→ **Given instruction**: Write out the records word for word, from their first line through the line holding "chart-subtitle: APRIL AVERAGE", including that line.

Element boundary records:
________________________

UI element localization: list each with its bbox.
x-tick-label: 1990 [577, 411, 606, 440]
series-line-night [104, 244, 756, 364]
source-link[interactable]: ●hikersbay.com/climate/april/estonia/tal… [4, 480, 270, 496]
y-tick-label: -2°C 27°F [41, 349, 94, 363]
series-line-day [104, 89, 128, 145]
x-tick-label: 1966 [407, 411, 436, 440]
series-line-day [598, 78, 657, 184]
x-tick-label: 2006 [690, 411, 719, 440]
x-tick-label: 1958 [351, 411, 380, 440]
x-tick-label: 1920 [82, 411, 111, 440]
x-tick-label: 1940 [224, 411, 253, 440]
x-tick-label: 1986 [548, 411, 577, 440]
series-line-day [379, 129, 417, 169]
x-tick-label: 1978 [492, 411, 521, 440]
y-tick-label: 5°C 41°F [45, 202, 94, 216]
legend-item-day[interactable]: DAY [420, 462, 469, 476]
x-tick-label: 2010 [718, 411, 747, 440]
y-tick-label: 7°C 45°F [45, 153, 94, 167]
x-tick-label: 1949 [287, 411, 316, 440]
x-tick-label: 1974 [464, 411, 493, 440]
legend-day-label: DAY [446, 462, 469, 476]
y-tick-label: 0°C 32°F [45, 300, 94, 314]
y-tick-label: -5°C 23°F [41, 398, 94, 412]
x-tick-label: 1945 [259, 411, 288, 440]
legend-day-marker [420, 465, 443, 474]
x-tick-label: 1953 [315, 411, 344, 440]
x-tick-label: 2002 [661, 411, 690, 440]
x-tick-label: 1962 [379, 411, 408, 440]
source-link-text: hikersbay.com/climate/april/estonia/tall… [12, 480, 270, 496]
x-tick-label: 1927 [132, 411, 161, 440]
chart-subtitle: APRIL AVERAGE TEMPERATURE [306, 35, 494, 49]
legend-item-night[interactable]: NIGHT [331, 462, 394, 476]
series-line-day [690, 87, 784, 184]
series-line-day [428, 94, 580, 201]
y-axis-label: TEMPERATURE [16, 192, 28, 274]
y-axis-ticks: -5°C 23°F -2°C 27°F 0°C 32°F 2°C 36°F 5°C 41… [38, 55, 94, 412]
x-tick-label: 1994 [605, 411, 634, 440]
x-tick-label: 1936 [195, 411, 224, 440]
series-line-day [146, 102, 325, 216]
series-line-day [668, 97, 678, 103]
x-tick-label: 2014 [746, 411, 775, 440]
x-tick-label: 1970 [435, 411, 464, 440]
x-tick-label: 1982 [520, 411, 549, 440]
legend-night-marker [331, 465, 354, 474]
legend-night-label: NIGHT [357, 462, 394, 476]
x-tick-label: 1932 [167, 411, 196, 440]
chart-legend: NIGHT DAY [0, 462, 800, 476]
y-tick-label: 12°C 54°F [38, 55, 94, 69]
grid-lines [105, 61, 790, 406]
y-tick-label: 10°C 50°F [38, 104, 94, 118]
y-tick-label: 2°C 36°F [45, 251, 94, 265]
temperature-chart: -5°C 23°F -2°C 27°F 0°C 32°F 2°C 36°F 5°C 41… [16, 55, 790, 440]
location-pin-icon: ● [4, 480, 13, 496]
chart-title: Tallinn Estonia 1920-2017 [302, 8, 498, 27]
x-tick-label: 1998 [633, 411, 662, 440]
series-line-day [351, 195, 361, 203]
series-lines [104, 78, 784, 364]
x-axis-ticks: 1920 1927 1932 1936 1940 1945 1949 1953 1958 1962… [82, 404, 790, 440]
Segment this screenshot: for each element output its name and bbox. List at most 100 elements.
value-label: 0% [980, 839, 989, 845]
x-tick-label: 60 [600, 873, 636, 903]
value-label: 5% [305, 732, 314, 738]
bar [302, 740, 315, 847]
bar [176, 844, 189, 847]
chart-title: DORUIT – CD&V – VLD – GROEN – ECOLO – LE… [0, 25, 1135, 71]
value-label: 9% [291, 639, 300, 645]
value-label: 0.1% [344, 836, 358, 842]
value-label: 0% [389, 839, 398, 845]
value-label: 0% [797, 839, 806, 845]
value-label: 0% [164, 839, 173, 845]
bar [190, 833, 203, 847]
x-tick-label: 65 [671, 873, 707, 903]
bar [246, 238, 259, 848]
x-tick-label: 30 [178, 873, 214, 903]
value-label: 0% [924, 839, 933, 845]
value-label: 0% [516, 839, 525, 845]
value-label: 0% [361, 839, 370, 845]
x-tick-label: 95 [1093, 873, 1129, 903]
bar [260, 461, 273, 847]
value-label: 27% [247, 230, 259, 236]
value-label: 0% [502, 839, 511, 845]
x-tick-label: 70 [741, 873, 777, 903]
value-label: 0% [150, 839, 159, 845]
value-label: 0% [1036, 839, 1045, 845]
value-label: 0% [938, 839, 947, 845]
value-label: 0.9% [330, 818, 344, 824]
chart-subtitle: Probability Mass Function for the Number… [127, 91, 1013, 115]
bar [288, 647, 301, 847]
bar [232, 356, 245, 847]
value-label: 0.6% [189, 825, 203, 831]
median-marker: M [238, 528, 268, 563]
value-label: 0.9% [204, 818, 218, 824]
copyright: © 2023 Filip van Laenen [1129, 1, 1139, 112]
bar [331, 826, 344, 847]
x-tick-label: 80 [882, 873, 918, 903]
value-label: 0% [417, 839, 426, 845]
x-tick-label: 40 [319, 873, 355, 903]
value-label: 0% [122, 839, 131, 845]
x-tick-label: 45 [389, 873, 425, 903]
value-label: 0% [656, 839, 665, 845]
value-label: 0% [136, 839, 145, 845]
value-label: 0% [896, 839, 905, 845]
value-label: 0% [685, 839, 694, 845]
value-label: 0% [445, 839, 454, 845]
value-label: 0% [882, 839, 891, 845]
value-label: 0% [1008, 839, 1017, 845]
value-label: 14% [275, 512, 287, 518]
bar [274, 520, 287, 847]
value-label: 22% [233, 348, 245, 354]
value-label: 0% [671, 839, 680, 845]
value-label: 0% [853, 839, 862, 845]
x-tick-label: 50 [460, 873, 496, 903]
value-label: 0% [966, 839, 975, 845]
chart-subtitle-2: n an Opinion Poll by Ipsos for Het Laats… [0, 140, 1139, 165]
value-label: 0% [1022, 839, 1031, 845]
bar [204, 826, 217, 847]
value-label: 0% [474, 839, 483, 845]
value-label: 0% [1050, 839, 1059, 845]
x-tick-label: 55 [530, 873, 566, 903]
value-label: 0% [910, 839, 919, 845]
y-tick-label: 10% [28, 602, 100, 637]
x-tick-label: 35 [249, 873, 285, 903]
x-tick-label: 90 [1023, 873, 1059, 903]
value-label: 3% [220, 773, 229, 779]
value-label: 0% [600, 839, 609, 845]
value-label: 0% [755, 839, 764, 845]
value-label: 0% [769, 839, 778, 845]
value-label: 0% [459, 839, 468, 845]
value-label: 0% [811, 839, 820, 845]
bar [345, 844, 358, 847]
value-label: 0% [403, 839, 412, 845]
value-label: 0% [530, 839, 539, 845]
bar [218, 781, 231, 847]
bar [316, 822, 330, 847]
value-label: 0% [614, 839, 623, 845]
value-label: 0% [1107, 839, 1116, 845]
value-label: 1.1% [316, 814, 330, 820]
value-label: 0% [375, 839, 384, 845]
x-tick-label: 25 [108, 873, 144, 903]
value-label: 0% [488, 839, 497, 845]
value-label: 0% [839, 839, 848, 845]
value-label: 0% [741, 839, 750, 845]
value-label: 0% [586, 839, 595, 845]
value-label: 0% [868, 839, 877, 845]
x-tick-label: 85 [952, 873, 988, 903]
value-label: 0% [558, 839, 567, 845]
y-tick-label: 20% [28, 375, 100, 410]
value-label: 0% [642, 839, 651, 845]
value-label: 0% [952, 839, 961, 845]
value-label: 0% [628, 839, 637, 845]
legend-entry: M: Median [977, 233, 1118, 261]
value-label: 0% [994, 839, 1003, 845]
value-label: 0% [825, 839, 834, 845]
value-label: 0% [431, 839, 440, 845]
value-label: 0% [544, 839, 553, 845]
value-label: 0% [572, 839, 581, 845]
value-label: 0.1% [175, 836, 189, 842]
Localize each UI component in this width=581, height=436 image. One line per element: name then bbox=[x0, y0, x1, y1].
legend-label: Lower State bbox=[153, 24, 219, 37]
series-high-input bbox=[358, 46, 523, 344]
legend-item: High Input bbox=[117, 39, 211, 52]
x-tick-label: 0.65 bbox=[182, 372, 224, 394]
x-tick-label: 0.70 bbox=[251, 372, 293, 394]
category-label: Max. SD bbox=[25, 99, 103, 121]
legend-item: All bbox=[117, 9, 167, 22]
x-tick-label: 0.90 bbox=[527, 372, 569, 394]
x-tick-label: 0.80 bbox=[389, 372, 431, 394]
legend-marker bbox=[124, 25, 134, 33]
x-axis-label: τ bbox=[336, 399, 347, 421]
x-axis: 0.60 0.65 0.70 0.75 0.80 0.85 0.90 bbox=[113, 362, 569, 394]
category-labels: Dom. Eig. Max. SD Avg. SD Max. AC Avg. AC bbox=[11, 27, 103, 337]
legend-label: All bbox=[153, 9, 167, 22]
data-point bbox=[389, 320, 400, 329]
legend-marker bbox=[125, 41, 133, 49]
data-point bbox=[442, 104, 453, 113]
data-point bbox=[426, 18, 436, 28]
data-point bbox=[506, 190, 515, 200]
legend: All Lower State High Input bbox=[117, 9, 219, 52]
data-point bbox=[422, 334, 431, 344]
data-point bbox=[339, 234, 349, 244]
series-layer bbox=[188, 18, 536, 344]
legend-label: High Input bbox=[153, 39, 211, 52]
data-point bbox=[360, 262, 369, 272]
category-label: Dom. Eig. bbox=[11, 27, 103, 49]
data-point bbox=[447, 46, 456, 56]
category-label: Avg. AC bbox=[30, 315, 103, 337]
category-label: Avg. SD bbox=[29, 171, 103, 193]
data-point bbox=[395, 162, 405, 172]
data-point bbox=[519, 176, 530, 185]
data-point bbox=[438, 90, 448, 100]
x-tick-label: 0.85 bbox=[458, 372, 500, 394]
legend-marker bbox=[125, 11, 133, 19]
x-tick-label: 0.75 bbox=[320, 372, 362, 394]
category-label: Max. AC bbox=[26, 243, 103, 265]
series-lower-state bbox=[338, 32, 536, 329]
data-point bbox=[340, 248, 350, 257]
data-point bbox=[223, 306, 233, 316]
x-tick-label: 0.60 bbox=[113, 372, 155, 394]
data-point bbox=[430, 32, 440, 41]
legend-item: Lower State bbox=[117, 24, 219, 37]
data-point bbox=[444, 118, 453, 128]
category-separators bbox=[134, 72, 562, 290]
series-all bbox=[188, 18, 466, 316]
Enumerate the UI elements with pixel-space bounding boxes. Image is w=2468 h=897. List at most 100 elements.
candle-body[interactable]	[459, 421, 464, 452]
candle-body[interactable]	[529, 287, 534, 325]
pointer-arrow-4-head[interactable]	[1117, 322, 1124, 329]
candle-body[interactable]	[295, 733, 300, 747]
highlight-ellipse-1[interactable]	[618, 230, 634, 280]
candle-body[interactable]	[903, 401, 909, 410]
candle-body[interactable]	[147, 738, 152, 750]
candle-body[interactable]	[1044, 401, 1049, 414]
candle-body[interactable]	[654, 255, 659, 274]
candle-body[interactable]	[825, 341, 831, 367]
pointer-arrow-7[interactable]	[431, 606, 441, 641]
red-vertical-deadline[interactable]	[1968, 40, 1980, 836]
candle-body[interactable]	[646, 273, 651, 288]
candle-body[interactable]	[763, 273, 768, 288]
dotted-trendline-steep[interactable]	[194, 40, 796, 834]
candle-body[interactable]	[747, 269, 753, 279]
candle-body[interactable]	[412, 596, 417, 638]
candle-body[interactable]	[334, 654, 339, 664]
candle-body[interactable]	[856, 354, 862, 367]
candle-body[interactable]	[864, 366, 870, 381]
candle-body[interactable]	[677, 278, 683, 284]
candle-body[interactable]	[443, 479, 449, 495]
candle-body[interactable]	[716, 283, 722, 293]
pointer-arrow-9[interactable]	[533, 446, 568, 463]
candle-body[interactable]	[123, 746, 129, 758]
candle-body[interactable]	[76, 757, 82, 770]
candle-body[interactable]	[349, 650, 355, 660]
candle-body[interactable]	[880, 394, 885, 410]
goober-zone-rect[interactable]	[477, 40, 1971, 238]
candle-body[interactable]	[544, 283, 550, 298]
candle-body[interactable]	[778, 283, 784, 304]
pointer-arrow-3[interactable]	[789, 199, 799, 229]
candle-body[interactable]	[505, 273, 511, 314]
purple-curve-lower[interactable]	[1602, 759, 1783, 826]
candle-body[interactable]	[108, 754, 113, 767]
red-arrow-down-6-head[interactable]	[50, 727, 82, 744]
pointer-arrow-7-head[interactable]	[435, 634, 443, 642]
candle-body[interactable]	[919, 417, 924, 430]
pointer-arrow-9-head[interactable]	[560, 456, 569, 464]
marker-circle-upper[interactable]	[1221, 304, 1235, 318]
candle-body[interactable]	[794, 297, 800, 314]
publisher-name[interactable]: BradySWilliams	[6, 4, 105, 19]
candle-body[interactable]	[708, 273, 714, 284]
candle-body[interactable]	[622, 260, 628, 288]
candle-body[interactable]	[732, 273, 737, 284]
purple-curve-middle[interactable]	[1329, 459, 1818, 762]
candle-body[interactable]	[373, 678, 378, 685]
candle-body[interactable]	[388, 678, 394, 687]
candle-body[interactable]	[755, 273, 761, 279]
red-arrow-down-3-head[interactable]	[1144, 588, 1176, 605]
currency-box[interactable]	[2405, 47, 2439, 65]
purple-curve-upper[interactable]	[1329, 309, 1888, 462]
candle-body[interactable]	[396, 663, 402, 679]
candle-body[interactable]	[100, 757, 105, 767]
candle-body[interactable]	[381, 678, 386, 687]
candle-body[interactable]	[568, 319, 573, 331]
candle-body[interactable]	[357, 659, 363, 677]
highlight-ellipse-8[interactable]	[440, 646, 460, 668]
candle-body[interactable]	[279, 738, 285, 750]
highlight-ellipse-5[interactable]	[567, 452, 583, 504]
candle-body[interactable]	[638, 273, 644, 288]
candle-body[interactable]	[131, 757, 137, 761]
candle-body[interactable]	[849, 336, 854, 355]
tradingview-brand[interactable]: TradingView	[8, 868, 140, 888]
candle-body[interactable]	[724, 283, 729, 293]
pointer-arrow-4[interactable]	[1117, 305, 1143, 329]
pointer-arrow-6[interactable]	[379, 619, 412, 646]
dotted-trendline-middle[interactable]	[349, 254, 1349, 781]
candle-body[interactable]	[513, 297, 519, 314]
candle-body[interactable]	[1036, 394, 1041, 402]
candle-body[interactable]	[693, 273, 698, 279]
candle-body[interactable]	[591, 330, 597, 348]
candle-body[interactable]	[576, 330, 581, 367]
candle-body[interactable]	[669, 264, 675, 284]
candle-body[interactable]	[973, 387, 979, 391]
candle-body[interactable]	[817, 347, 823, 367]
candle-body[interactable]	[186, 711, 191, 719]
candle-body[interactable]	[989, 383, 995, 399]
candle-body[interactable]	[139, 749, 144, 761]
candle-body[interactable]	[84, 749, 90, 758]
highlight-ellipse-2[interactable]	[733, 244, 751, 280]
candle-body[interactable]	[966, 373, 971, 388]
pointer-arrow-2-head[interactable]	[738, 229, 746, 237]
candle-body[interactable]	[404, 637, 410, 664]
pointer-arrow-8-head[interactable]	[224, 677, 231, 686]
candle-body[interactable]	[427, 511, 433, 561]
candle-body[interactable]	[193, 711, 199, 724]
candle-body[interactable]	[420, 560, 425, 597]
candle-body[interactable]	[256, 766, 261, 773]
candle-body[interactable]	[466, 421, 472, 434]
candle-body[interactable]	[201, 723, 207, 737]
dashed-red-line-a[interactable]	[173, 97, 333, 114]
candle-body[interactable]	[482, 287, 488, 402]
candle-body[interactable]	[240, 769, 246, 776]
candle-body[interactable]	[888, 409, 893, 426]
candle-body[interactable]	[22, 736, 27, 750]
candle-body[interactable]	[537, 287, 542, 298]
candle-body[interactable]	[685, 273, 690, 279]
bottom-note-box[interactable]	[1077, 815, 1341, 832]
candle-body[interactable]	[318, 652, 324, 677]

________________________

→ **Correct response**:
UI element localization: list each with its bbox.
x-tick-label: 1990 [577, 411, 606, 440]
series-line-night [104, 244, 756, 364]
source-link[interactable]: ●hikersbay.com/climate/april/estonia/tal… [4, 480, 270, 496]
y-tick-label: -2°C 27°F [41, 349, 94, 363]
series-line-day [104, 89, 128, 145]
x-tick-label: 1966 [407, 411, 436, 440]
series-line-day [598, 78, 657, 184]
x-tick-label: 2006 [690, 411, 719, 440]
x-tick-label: 1958 [351, 411, 380, 440]
x-tick-label: 1920 [82, 411, 111, 440]
x-tick-label: 1940 [224, 411, 253, 440]
x-tick-label: 1986 [548, 411, 577, 440]
series-line-day [379, 129, 417, 169]
x-tick-label: 1978 [492, 411, 521, 440]
y-tick-label: 5°C 41°F [45, 202, 94, 216]
legend-item-day[interactable]: DAY [420, 462, 469, 476]
x-tick-label: 2010 [718, 411, 747, 440]
y-tick-label: 7°C 45°F [45, 153, 94, 167]
x-tick-label: 1949 [287, 411, 316, 440]
x-tick-label: 1974 [464, 411, 493, 440]
legend-day-label: DAY [446, 462, 469, 476]
y-tick-label: 0°C 32°F [45, 300, 94, 314]
y-tick-label: -5°C 23°F [41, 398, 94, 412]
x-tick-label: 1945 [259, 411, 288, 440]
legend-day-marker [420, 465, 443, 474]
x-tick-label: 1953 [315, 411, 344, 440]
x-tick-label: 2002 [661, 411, 690, 440]
x-tick-label: 1962 [379, 411, 408, 440]
source-link-text: hikersbay.com/climate/april/estonia/tall… [12, 480, 270, 496]
x-tick-label: 1927 [132, 411, 161, 440]
chart-subtitle: APRIL AVERAGE TEMPERATURE [306, 35, 494, 49]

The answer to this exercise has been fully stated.